* _RAW DATA_
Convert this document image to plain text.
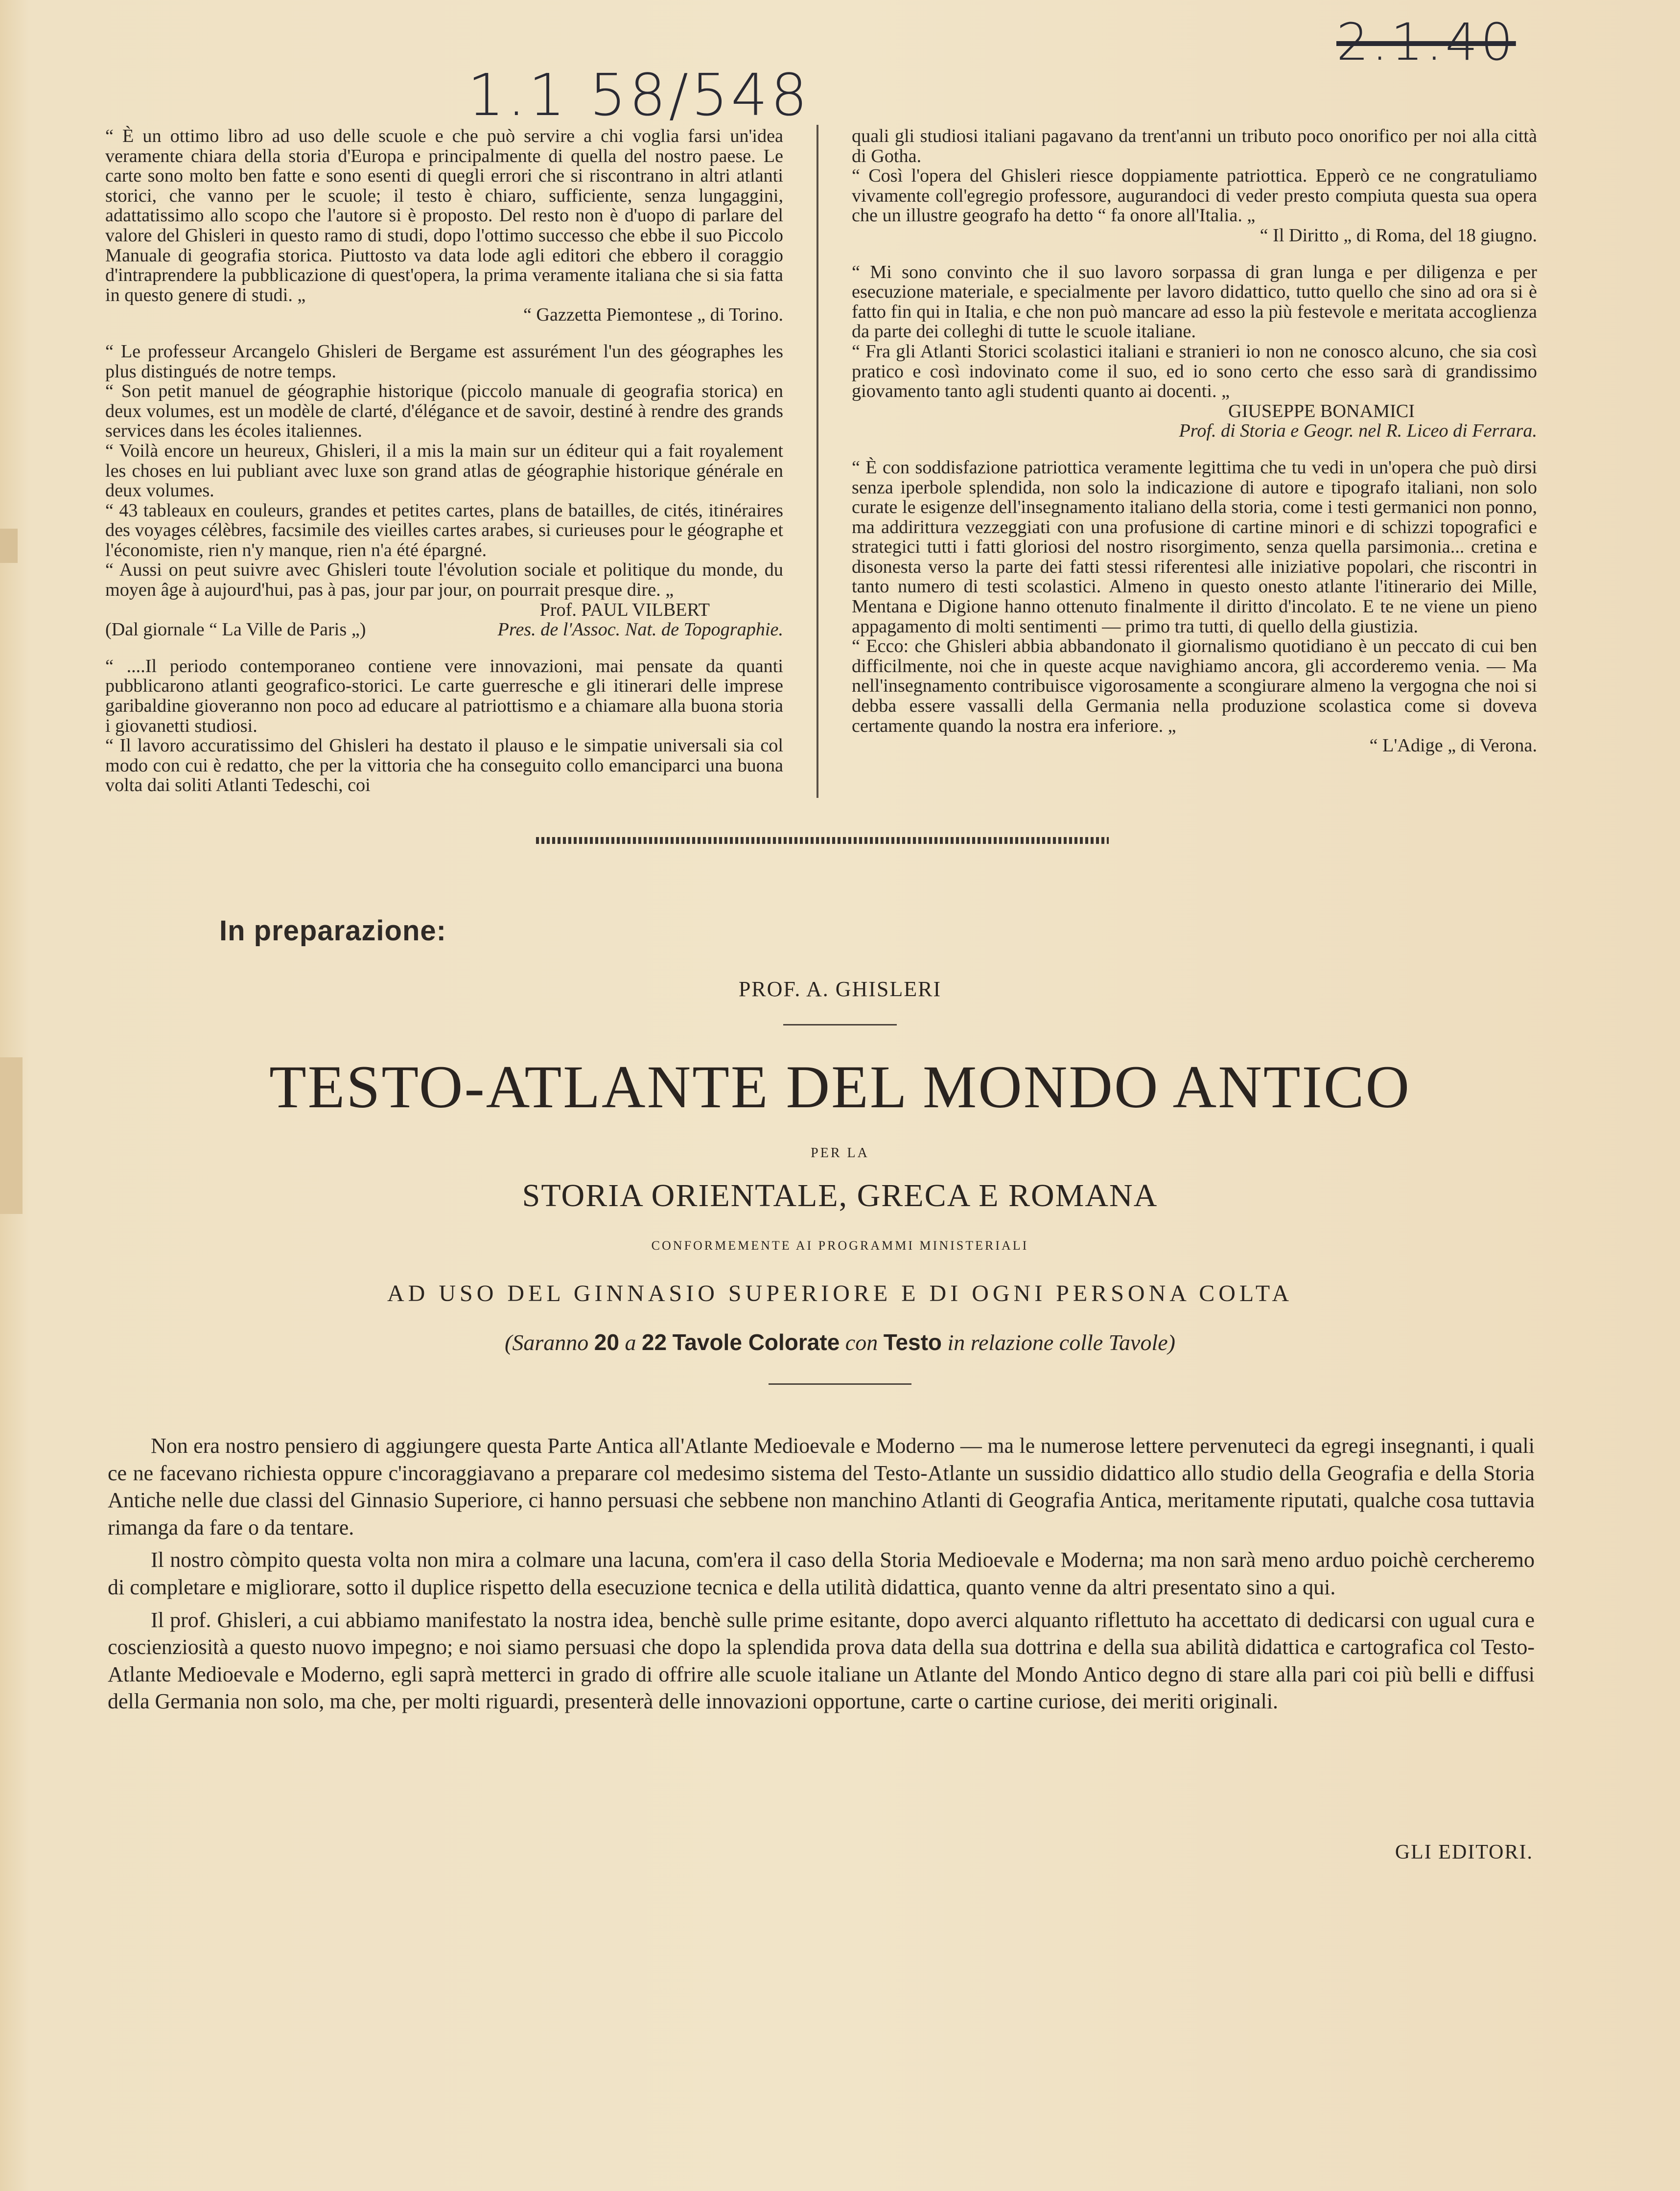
1.1 58/548
2.1.40

“ È un ottimo libro ad uso delle scuole e che può servire a chi voglia farsi un'idea veramente chiara della storia d'Europa e principalmente di quella del nostro paese. Le carte sono molto ben fatte e sono esenti di quegli errori che si riscontrano in altri atlanti storici, che vanno per le scuole; il testo è chiaro, sufficiente, senza lungaggini, adattatissimo allo scopo che l'autore si è proposto. Del resto non è d'uopo di parlare del valore del Ghisleri in questo ramo di studi, dopo l'ottimo successo che ebbe il suo Piccolo Manuale di geografia storica. Piuttosto va data lode agli editori che ebbero il coraggio d'intraprendere la pubblicazione di quest'opera, la prima veramente italiana che si sia fatta in questo genere di studi. „

“ Gazzetta Piemontese „ di Torino.

“ Le professeur Arcangelo Ghisleri de Bergame est assurément l'un des géographes les plus distingués de notre temps.

“ Son petit manuel de géographie historique (piccolo manuale di geografia storica) en deux volumes, est un modèle de clarté, d'élégance et de savoir, destiné à rendre des grands services dans les écoles italiennes.

“ Voilà encore un heureux, Ghisleri, il a mis la main sur un éditeur qui a fait royalement les choses en lui publiant avec luxe son grand atlas de géographie historique générale en deux volumes.

“ 43 tableaux en couleurs, grandes et petites cartes, plans de batailles, de cités, itinéraires des voyages célèbres, facsimile des vieilles cartes arabes, si curieuses pour le géographe et l'économiste, rien n'y manque, rien n'a été épargné.

“ Aussi on peut suivre avec Ghisleri toute l'évolution sociale et politique du monde, du moyen âge à aujourd'hui, pas à pas, jour par jour, on pourrait presque dire. „

Prof. PAUL VILBERT

(Dal giornale “ La Ville de Paris „)	Pres. de l'Assoc. Nat. de Topographie.

“ ....Il periodo contemporaneo contiene vere innovazioni, mai pensate da quanti pubblicarono atlanti geografico-storici. Le carte guerresche e gli itinerari delle imprese garibaldine gioveranno non poco ad educare al patriottismo e a chiamare alla buona storia i giovanetti studiosi.

“ Il lavoro accuratissimo del Ghisleri ha destato il plauso e le simpatie universali sia col modo con cui è redatto, che per la vittoria che ha conseguito collo emanciparci una buona volta dai soliti Atlanti Tedeschi, coi

quali gli studiosi italiani pagavano da trent'anni un tributo poco onorifico per noi alla città di Gotha.

“ Così l'opera del Ghisleri riesce doppiamente patriottica. Epperò ce ne congratuliamo vivamente coll'egregio professore, augurandoci di veder presto compiuta questa sua opera che un illustre geografo ha detto “ fa onore all'Italia. „

“ Il Diritto „ di Roma, del 18 giugno.

“ Mi sono convinto che il suo lavoro sorpassa di gran lunga e per diligenza e per esecuzione materiale, e specialmente per lavoro didattico, tutto quello che sino ad ora si è fatto fin qui in Italia, e che non può mancare ad esso la più festevole e meritata accoglienza da parte dei colleghi di tutte le scuole italiane.

“ Fra gli Atlanti Storici scolastici italiani e stranieri io non ne conosco alcuno, che sia così pratico e così indovinato come il suo, ed io sono certo che esso sarà di grandissimo giovamento tanto agli studenti quanto ai docenti. „

GIUSEPPE BONAMICI

Prof. di Storia e Geogr. nel R. Liceo di Ferrara.

“ È con soddisfazione patriottica veramente legittima che tu vedi in un'opera che può dirsi senza iperbole splendida, non solo la indicazione di autore e tipografo italiani, non solo curate le esigenze dell'insegnamento italiano della storia, come i testi germanici non ponno, ma addirittura vezzeggiati con una profusione di cartine minori e di schizzi topografici e strategici tutti i fatti gloriosi del nostro risorgimento, senza quella parsimonia... cretina e disonesta verso la parte dei fatti stessi riferentesi alle iniziative popolari, che riscontri in tanto numero di testi scolastici. Almeno in questo onesto atlante l'itinerario dei Mille, Mentana e Digione hanno ottenuto finalmente il diritto d'incolato. E te ne viene un pieno appagamento di molti sentimenti — primo tra tutti, di quello della giustizia.

“ Ecco: che Ghisleri abbia abbandonato il giornalismo quotidiano è un peccato di cui ben difficilmente, noi che in queste acque navighiamo ancora, gli accorderemo venia. — Ma nell'insegnamento contribuisce vigorosamente a scongiurare almeno la vergogna che noi si debba essere vassalli della Germania nella produzione scolastica come si doveva certamente quando la nostra era inferiore. „

“ L'Adige „ di Verona.

In preparazione:
PROF. A. GHISLERI
TESTO-ATLANTE DEL MONDO ANTICO
PER LA
STORIA ORIENTALE, GRECA E ROMANA
CONFORMEMENTE AI PROGRAMMI MINISTERIALI
AD USO DEL GINNASIO SUPERIORE E DI OGNI PERSONA COLTA
(Saranno 20 a 22 Tavole Colorate con Testo in relazione colle Tavole)

Non era nostro pensiero di aggiungere questa Parte Antica all'Atlante Medioevale e Moderno — ma le numerose lettere pervenuteci da egregi insegnanti, i quali ce ne facevano richiesta oppure c'incoraggiavano a preparare col medesimo sistema del Testo-Atlante un sussidio didattico allo studio della Geografia e della Storia Antiche nelle due classi del Ginnasio Superiore, ci hanno persuasi che sebbene non manchino Atlanti di Geografia Antica, meritamente riputati, qualche cosa tuttavia rimanga da fare o da tentare.

Il nostro còmpito questa volta non mira a colmare una lacuna, com'era il caso della Storia Medioevale e Moderna; ma non sarà meno arduo poichè cercheremo di completare e migliorare, sotto il duplice rispetto della esecuzione tecnica e della utilità didattica, quanto venne da altri presentato sino a qui.

Il prof. Ghisleri, a cui abbiamo manifestato la nostra idea, benchè sulle prime esitante, dopo averci alquanto riflettuto ha accettato di dedicarsi con ugual cura e coscienziosità a questo nuovo impegno; e noi siamo persuasi che dopo la splendida prova data della sua dottrina e della sua abilità didattica e cartografica col Testo-Atlante Medioevale e Moderno, egli saprà metterci in grado di offrire alle scuole italiane un Atlante del Mondo Antico degno di stare alla pari coi più belli e diffusi della Germania non solo, ma che, per molti riguardi, presenterà delle innovazioni opportune, carte o cartine curiose, dei meriti originali.

GLI EDITORI.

* _PROBLEM REQUIREMENTS_
Repeat the entries exactly and keep the pictures out of the copy.

* _THE RESULT_
Convert this document image to plain text.
1.1 58/548
2.1.40

“ È un ottimo libro ad uso delle scuole e che può servire a chi voglia farsi un'idea veramente chiara della storia d'Europa e principalmente di quella del nostro paese. Le carte sono molto ben fatte e sono esenti di quegli errori che si riscontrano in altri atlanti storici, che vanno per le scuole; il testo è chiaro, sufficiente, senza lungaggini, adattatissimo allo scopo che l'autore si è proposto. Del resto non è d'uopo di parlare del valore del Ghisleri in questo ramo di studi, dopo l'ottimo successo che ebbe il suo Piccolo Manuale di geografia storica. Piuttosto va data lode agli editori che ebbero il coraggio d'intraprendere la pubblicazione di quest'opera, la prima veramente italiana che si sia fatta in questo genere di studi. „

“ Gazzetta Piemontese „ di Torino.

“ Le professeur Arcangelo Ghisleri de Bergame est assurément l'un des géographes les plus distingués de notre temps.

“ Son petit manuel de géographie historique (piccolo manuale di geografia storica) en deux volumes, est un modèle de clarté, d'élégance et de savoir, destiné à rendre des grands services dans les écoles italiennes.

“ Voilà encore un heureux, Ghisleri, il a mis la main sur un éditeur qui a fait royalement les choses en lui publiant avec luxe son grand atlas de géographie historique générale en deux volumes.

“ 43 tableaux en couleurs, grandes et petites cartes, plans de batailles, de cités, itinéraires des voyages célèbres, facsimile des vieilles cartes arabes, si curieuses pour le géographe et l'économiste, rien n'y manque, rien n'a été épargné.

“ Aussi on peut suivre avec Ghisleri toute l'évolution sociale et politique du monde, du moyen âge à aujourd'hui, pas à pas, jour par jour, on pourrait presque dire. „

Prof. PAUL VILBERT

(Dal giornale “ La Ville de Paris „)	Pres. de l'Assoc. Nat. de Topographie.

“ ....Il periodo contemporaneo contiene vere innovazioni, mai pensate da quanti pubblicarono atlanti geografico-storici. Le carte guerresche e gli itinerari delle imprese garibaldine gioveranno non poco ad educare al patriottismo e a chiamare alla buona storia i giovanetti studiosi.

“ Il lavoro accuratissimo del Ghisleri ha destato il plauso e le simpatie universali sia col modo con cui è redatto, che per la vittoria che ha conseguito collo emanciparci una buona volta dai soliti Atlanti Tedeschi, coi

quali gli studiosi italiani pagavano da trent'anni un tributo poco onorifico per noi alla città di Gotha.

“ Così l'opera del Ghisleri riesce doppiamente patriottica. Epperò ce ne congratuliamo vivamente coll'egregio professore, augurandoci di veder presto compiuta questa sua opera che un illustre geografo ha detto “ fa onore all'Italia. „

“ Il Diritto „ di Roma, del 18 giugno.

“ Mi sono convinto che il suo lavoro sorpassa di gran lunga e per diligenza e per esecuzione materiale, e specialmente per lavoro didattico, tutto quello che sino ad ora si è fatto fin qui in Italia, e che non può mancare ad esso la più festevole e meritata accoglienza da parte dei colleghi di tutte le scuole italiane.

“ Fra gli Atlanti Storici scolastici italiani e stranieri io non ne conosco alcuno, che sia così pratico e così indovinato come il suo, ed io sono certo che esso sarà di grandissimo giovamento tanto agli studenti quanto ai docenti. „

GIUSEPPE BONAMICI

Prof. di Storia e Geogr. nel R. Liceo di Ferrara.

“ È con soddisfazione patriottica veramente legittima che tu vedi in un'opera che può dirsi senza iperbole splendida, non solo la indicazione di autore e tipografo italiani, non solo curate le esigenze dell'insegnamento italiano della storia, come i testi germanici non ponno, ma addirittura vezzeggiati con una profusione di cartine minori e di schizzi topografici e strategici tutti i fatti gloriosi del nostro risorgimento, senza quella parsimonia... cretina e disonesta verso la parte dei fatti stessi riferentesi alle iniziative popolari, che riscontri in tanto numero di testi scolastici. Almeno in questo onesto atlante l'itinerario dei Mille, Mentana e Digione hanno ottenuto finalmente il diritto d'incolato. E te ne viene un pieno appagamento di molti sentimenti — primo tra tutti, di quello della giustizia.

“ Ecco: che Ghisleri abbia abbandonato il giornalismo quotidiano è un peccato di cui ben difficilmente, noi che in queste acque navighiamo ancora, gli accorderemo venia. — Ma nell'insegnamento contribuisce vigorosamente a scongiurare almeno la vergogna che noi si debba essere vassalli della Germania nella produzione scolastica come si doveva certamente quando la nostra era inferiore. „

“ L'Adige „ di Verona.

In preparazione:
PROF. A. GHISLERI
TESTO-ATLANTE DEL MONDO ANTICO
PER LA
STORIA ORIENTALE, GRECA E ROMANA
CONFORMEMENTE AI PROGRAMMI MINISTERIALI
AD USO DEL GINNASIO SUPERIORE E DI OGNI PERSONA COLTA
(Saranno 20 a 22 Tavole Colorate con Testo in relazione colle Tavole)

Non era nostro pensiero di aggiungere questa Parte Antica all'Atlante Medioevale e Moderno — ma le numerose lettere pervenuteci da egregi insegnanti, i quali ce ne facevano richiesta oppure c'incoraggiavano a preparare col medesimo sistema del Testo-Atlante un sussidio didattico allo studio della Geografia e della Storia Antiche nelle due classi del Ginnasio Superiore, ci hanno persuasi che sebbene non manchino Atlanti di Geografia Antica, meritamente riputati, qualche cosa tuttavia rimanga da fare o da tentare.

Il nostro còmpito questa volta non mira a colmare una lacuna, com'era il caso della Storia Medioevale e Moderna; ma non sarà meno arduo poichè cercheremo di completare e migliorare, sotto il duplice rispetto della esecuzione tecnica e della utilità didattica, quanto venne da altri presentato sino a qui.

Il prof. Ghisleri, a cui abbiamo manifestato la nostra idea, benchè sulle prime esitante, dopo averci alquanto riflettuto ha accettato di dedicarsi con ugual cura e coscienziosità a questo nuovo impegno; e noi siamo persuasi che dopo la splendida prova data della sua dottrina e della sua abilità didattica e cartografica col Testo-Atlante Medioevale e Moderno, egli saprà metterci in grado di offrire alle scuole italiane un Atlante del Mondo Antico degno di stare alla pari coi più belli e diffusi della Germania non solo, ma che, per molti riguardi, presenterà delle innovazioni opportune, carte o cartine curiose, dei meriti originali.

GLI EDITORI.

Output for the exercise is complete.